Start of GIVEN INFORMATION

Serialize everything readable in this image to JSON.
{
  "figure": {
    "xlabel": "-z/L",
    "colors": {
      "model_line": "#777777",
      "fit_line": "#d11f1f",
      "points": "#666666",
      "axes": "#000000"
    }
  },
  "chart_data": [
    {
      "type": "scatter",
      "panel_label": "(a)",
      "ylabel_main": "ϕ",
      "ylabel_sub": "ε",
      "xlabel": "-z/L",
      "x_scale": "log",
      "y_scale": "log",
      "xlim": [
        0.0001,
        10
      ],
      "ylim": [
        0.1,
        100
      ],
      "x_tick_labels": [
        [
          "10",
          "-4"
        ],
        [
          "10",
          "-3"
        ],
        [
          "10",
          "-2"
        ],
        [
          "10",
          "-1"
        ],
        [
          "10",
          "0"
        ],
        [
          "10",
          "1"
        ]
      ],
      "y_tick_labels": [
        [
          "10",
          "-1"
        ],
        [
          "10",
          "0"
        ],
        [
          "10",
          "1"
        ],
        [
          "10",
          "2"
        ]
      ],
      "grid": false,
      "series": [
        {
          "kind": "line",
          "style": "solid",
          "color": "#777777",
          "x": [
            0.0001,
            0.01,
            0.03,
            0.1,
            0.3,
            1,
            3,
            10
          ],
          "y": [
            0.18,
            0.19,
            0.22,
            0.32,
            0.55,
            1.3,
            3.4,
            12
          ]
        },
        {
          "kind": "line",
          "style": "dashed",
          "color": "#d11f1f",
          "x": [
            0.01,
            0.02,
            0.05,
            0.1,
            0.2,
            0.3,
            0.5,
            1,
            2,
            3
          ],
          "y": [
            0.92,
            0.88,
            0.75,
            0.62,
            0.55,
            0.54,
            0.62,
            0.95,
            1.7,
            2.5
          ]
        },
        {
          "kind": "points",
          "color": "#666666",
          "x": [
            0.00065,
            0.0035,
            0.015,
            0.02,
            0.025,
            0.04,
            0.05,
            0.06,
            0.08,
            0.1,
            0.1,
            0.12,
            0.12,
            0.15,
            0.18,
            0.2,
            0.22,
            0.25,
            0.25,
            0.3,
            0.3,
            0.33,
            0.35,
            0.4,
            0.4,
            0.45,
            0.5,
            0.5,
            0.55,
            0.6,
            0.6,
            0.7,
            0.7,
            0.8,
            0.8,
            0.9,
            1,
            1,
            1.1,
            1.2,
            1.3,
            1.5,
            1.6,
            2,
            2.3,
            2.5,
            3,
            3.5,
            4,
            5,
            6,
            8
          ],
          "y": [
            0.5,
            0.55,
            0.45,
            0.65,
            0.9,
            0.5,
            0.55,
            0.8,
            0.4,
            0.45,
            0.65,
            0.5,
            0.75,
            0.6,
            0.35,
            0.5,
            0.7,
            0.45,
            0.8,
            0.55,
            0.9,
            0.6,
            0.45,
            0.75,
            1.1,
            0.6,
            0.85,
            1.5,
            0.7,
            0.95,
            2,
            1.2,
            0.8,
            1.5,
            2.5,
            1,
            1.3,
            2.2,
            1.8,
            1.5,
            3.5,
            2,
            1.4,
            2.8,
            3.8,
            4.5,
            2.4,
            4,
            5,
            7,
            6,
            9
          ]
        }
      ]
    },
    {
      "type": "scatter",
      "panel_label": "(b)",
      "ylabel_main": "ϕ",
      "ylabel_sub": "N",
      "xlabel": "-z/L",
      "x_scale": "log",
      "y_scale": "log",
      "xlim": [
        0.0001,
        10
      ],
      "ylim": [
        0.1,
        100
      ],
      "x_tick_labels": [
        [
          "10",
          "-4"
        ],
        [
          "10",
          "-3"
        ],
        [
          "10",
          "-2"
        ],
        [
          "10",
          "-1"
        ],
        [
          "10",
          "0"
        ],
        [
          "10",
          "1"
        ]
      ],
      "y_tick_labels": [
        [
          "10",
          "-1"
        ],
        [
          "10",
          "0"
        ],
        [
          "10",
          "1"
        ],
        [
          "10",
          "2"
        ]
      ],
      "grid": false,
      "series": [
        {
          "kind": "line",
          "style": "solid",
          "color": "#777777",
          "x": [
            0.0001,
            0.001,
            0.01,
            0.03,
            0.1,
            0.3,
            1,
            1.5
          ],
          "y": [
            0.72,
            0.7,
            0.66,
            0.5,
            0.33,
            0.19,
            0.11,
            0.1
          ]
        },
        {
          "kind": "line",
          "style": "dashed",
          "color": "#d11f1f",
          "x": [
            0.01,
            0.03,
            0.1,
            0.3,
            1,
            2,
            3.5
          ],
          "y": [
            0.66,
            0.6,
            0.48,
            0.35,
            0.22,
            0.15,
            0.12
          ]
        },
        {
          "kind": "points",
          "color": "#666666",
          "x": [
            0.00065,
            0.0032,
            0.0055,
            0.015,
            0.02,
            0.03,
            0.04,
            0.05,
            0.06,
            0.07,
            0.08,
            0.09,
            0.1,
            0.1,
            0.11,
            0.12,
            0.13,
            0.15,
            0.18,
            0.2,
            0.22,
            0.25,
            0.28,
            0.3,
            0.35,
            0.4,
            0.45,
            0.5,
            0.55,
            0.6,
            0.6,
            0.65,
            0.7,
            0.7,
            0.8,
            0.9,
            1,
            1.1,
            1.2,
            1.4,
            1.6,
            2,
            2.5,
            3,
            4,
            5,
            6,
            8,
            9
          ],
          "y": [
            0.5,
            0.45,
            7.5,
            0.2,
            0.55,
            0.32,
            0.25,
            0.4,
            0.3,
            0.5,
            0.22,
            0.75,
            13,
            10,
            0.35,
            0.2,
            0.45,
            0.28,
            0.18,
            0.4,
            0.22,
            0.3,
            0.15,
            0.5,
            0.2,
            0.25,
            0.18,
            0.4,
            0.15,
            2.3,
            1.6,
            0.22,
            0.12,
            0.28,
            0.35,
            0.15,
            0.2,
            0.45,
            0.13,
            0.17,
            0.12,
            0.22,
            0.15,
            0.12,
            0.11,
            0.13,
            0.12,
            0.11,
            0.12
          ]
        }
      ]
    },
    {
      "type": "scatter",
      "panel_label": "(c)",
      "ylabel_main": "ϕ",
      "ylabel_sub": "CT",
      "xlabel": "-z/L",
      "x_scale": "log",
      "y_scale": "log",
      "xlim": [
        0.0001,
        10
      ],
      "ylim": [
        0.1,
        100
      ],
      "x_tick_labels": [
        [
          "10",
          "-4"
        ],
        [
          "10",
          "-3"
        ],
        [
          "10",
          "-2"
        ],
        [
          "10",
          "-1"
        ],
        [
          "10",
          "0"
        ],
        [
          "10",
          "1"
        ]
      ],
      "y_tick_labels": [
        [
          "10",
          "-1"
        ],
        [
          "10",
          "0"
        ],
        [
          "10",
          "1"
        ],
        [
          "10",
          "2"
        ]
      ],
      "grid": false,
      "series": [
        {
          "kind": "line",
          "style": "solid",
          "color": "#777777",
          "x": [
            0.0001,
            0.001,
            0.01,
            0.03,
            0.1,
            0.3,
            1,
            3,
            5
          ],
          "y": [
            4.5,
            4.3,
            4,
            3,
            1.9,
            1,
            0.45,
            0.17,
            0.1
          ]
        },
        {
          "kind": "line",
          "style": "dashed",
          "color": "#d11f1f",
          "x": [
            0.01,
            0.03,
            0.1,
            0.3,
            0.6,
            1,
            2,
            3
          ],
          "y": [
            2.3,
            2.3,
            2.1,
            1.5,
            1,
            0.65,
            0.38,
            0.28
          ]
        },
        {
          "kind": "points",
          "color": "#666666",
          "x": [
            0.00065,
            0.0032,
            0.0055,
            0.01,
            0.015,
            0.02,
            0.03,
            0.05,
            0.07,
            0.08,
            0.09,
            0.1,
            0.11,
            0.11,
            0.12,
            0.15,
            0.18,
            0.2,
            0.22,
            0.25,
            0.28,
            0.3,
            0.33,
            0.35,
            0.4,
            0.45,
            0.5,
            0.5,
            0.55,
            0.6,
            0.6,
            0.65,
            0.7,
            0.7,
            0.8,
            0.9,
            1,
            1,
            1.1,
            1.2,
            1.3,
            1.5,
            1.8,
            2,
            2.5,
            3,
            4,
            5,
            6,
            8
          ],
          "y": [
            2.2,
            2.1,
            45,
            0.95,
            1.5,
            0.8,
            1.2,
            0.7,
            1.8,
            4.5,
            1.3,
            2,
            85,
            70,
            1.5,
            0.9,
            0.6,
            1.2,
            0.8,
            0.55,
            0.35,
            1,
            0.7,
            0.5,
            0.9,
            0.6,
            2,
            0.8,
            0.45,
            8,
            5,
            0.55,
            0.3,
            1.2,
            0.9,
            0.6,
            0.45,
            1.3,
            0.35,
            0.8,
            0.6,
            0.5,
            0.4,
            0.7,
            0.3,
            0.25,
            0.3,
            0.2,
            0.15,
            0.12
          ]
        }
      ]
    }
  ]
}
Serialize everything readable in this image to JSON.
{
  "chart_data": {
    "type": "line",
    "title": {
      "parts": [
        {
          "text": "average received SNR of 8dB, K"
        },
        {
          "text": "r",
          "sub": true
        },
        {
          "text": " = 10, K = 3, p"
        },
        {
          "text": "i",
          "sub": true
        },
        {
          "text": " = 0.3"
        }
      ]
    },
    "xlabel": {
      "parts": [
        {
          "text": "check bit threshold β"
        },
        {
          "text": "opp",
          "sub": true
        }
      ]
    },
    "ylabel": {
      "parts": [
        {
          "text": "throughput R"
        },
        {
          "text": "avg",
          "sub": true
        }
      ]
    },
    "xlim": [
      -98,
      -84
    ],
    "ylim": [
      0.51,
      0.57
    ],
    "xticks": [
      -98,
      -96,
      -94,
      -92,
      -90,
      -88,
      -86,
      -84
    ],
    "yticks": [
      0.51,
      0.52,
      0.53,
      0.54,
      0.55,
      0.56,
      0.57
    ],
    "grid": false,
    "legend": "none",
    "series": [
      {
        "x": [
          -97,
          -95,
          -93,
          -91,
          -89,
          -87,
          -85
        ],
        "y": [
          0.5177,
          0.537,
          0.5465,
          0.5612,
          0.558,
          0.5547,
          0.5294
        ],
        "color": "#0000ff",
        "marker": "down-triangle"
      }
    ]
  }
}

End of GIVEN INFORMATION

> _PROMPT_
Extract each line holding the string "text".

> _EXERCISE SOLUTION_
          "text": "average received SNR of 8dB, K"
          "text": "r",
          "text": " = 10, K = 3, p"
          "text": "i",
          "text": " = 0.3"
          "text": "check bit threshold β"
          "text": "opp",
          "text": "throughput R"
          "text": "avg",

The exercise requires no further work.